TASK INPUTS
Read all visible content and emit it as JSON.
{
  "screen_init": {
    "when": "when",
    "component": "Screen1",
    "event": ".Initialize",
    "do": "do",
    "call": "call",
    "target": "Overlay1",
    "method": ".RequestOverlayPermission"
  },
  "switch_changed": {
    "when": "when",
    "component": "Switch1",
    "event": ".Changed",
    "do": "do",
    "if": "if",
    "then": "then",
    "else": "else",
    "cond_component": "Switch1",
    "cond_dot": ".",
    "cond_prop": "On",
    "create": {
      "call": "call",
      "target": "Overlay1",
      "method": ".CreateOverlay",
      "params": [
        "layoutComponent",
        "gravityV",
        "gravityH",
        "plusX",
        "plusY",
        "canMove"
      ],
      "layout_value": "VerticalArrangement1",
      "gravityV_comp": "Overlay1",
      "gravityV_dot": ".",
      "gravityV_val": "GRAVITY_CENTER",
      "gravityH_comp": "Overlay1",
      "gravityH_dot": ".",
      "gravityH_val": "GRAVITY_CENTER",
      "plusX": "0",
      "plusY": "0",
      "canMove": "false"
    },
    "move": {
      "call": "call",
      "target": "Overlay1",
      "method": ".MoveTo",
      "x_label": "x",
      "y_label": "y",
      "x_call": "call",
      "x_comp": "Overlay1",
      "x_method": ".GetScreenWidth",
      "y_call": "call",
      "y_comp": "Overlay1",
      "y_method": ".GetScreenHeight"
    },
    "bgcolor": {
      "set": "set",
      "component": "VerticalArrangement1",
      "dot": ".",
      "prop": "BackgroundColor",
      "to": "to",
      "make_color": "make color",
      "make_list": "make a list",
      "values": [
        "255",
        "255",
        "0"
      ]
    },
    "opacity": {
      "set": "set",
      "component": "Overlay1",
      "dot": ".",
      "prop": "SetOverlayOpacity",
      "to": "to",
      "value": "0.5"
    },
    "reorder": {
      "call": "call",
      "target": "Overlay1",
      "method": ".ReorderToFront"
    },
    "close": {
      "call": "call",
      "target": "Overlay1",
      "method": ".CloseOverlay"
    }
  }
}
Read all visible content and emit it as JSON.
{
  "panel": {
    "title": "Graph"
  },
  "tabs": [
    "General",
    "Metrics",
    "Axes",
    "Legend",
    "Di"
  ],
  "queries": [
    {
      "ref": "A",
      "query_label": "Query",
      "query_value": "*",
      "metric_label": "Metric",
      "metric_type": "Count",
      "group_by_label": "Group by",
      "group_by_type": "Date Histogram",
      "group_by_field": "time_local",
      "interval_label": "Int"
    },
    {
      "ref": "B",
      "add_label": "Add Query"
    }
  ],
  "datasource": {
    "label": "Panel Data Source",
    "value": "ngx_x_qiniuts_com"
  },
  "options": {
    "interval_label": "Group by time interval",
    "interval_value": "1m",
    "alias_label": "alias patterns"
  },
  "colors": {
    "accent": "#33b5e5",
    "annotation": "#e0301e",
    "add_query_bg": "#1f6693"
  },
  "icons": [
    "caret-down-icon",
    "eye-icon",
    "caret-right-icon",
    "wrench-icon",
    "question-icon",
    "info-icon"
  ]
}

EXERCISE GOAL
List each line of the entries that holds the string "make".

TASK SOLUTION
      "make_color": "make color",
      "make_list": "make a list",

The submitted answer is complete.